REQUIRED TASK: Below is a block of records; repeat each one exactly.

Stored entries

-----

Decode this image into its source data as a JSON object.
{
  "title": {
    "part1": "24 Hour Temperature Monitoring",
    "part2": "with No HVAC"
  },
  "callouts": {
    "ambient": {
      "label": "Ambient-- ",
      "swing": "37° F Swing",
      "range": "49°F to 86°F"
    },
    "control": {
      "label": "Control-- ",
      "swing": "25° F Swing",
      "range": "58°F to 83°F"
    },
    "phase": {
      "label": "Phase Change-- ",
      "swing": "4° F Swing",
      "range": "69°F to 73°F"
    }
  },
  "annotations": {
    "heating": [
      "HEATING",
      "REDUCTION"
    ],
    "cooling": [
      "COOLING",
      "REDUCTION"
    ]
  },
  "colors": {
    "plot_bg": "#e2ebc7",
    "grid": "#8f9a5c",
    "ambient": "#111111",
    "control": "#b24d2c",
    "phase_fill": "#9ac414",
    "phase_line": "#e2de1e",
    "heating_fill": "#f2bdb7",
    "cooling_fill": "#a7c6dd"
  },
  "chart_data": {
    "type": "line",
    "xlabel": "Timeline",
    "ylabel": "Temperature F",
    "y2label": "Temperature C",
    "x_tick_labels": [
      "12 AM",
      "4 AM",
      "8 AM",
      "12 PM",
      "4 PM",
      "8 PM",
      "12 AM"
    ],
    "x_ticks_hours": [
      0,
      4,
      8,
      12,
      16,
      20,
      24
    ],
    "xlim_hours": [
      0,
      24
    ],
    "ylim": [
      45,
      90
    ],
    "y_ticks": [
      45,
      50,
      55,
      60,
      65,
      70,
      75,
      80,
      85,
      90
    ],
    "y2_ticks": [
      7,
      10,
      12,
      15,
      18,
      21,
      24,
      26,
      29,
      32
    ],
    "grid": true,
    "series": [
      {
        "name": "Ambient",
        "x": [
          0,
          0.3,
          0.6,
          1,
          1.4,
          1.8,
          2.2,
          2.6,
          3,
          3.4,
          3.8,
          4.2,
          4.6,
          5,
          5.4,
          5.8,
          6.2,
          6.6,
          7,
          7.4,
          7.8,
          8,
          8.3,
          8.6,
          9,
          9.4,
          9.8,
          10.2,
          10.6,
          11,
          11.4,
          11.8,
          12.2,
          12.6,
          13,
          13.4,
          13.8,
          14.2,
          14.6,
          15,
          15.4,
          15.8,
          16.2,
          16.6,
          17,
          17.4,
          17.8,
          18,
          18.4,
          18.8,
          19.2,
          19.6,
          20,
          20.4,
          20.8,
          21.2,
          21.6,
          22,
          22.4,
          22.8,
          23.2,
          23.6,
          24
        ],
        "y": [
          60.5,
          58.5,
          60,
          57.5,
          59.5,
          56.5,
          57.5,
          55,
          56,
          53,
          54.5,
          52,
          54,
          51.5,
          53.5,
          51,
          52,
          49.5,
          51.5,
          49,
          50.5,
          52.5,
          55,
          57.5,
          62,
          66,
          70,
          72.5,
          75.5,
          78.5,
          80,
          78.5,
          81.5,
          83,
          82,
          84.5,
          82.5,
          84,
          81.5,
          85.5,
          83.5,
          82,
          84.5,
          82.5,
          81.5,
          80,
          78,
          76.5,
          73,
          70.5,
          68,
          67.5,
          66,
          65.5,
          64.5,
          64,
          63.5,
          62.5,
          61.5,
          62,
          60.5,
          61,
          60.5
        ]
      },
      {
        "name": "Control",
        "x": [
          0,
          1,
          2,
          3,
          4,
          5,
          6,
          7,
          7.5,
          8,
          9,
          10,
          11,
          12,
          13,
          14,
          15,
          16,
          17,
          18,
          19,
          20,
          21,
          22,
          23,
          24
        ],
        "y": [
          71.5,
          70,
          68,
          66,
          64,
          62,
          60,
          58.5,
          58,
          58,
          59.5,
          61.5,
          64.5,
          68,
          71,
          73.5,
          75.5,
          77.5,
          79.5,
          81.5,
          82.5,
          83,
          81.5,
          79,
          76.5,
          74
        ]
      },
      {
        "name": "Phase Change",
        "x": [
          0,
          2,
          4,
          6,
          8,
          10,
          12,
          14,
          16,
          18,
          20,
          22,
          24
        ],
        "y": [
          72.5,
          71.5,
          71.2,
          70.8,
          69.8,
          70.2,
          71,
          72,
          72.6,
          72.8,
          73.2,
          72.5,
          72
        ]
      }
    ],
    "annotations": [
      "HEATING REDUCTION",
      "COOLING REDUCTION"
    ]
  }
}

-----

FINAL RESULT:
Decode this image into its source data as a JSON object.
{
  "title": {
    "part1": "24 Hour Temperature Monitoring",
    "part2": "with No HVAC"
  },
  "callouts": {
    "ambient": {
      "label": "Ambient-- ",
      "swing": "37° F Swing",
      "range": "49°F to 86°F"
    },
    "control": {
      "label": "Control-- ",
      "swing": "25° F Swing",
      "range": "58°F to 83°F"
    },
    "phase": {
      "label": "Phase Change-- ",
      "swing": "4° F Swing",
      "range": "69°F to 73°F"
    }
  },
  "annotations": {
    "heating": [
      "HEATING",
      "REDUCTION"
    ],
    "cooling": [
      "COOLING",
      "REDUCTION"
    ]
  },
  "colors": {
    "plot_bg": "#e2ebc7",
    "grid": "#8f9a5c",
    "ambient": "#111111",
    "control": "#b24d2c",
    "phase_fill": "#9ac414",
    "phase_line": "#e2de1e",
    "heating_fill": "#f2bdb7",
    "cooling_fill": "#a7c6dd"
  },
  "chart_data": {
    "type": "line",
    "xlabel": "Timeline",
    "ylabel": "Temperature F",
    "y2label": "Temperature C",
    "x_tick_labels": [
      "12 AM",
      "4 AM",
      "8 AM",
      "12 PM",
      "4 PM",
      "8 PM",
      "12 AM"
    ],
    "x_ticks_hours": [
      0,
      4,
      8,
      12,
      16,
      20,
      24
    ],
    "xlim_hours": [
      0,
      24
    ],
    "ylim": [
      45,
      90
    ],
    "y_ticks": [
      45,
      50,
      55,
      60,
      65,
      70,
      75,
      80,
      85,
      90
    ],
    "y2_ticks": [
      7,
      10,
      12,
      15,
      18,
      21,
      24,
      26,
      29,
      32
    ],
    "grid": true,
    "series": [
      {
        "name": "Ambient",
        "x": [
          0,
          0.3,
          0.6,
          1,
          1.4,
          1.8,
          2.2,
          2.6,
          3,
          3.4,
          3.8,
          4.2,
          4.6,
          5,
          5.4,
          5.8,
          6.2,
          6.6,
          7,
          7.4,
          7.8,
          8,
          8.3,
          8.6,
          9,
          9.4,
          9.8,
          10.2,
          10.6,
          11,
          11.4,
          11.8,
          12.2,
          12.6,
          13,
          13.4,
          13.8,
          14.2,
          14.6,
          15,
          15.4,
          15.8,
          16.2,
          16.6,
          17,
          17.4,
          17.8,
          18,
          18.4,
          18.8,
          19.2,
          19.6,
          20,
          20.4,
          20.8,
          21.2,
          21.6,
          22,
          22.4,
          22.8,
          23.2,
          23.6,
          24
        ],
        "y": [
          60.5,
          58.5,
          60,
          57.5,
          59.5,
          56.5,
          57.5,
          55,
          56,
          53,
          54.5,
          52,
          54,
          51.5,
          53.5,
          51,
          52,
          49.5,
          51.5,
          49,
          50.5,
          52.5,
          55,
          57.5,
          62,
          66,
          70,
          72.5,
          75.5,
          78.5,
          80,
          78.5,
          81.5,
          83,
          82,
          84.5,
          82.5,
          84,
          81.5,
          85.5,
          83.5,
          82,
          84.5,
          82.5,
          81.5,
          80,
          78,
          76.5,
          73,
          70.5,
          68,
          67.5,
          66,
          65.5,
          64.5,
          64,
          63.5,
          62.5,
          61.5,
          62,
          60.5,
          61,
          60.5
        ]
      },
      {
        "name": "Control",
        "x": [
          0,
          1,
          2,
          3,
          4,
          5,
          6,
          7,
          7.5,
          8,
          9,
          10,
          11,
          12,
          13,
          14,
          15,
          16,
          17,
          18,
          19,
          20,
          21,
          22,
          23,
          24
        ],
        "y": [
          71.5,
          70,
          68,
          66,
          64,
          62,
          60,
          58.5,
          58,
          58,
          59.5,
          61.5,
          64.5,
          68,
          71,
          73.5,
          75.5,
          77.5,
          79.5,
          81.5,
          82.5,
          83,
          81.5,
          79,
          76.5,
          74
        ]
      },
      {
        "name": "Phase Change",
        "x": [
          0,
          2,
          4,
          6,
          8,
          10,
          12,
          14,
          16,
          18,
          20,
          22,
          24
        ],
        "y": [
          72.5,
          71.5,
          71.2,
          70.8,
          69.8,
          70.2,
          71,
          72,
          72.6,
          72.8,
          73.2,
          72.5,
          72
        ]
      }
    ],
    "annotations": [
      "HEATING REDUCTION",
      "COOLING REDUCTION"
    ]
  }
}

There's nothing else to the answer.